* **Your instructions**
Write out each line of the material again, word for word.

>> START Raw records

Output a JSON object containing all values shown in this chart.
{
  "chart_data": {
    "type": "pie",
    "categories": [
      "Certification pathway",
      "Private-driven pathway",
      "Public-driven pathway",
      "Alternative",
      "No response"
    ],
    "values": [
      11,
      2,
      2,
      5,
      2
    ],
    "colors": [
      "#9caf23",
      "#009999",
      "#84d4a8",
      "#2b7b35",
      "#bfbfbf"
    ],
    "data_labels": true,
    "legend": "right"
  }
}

>> END Raw records

* **Solution to this exercise**
Output a JSON object containing all values shown in this chart.
{
  "chart_data": {
    "type": "pie",
    "categories": [
      "Certification pathway",
      "Private-driven pathway",
      "Public-driven pathway",
      "Alternative",
      "No response"
    ],
    "values": [
      11,
      2,
      2,
      5,
      2
    ],
    "colors": [
      "#9caf23",
      "#009999",
      "#84d4a8",
      "#2b7b35",
      "#bfbfbf"
    ],
    "data_labels": true,
    "legend": "right"
  }
}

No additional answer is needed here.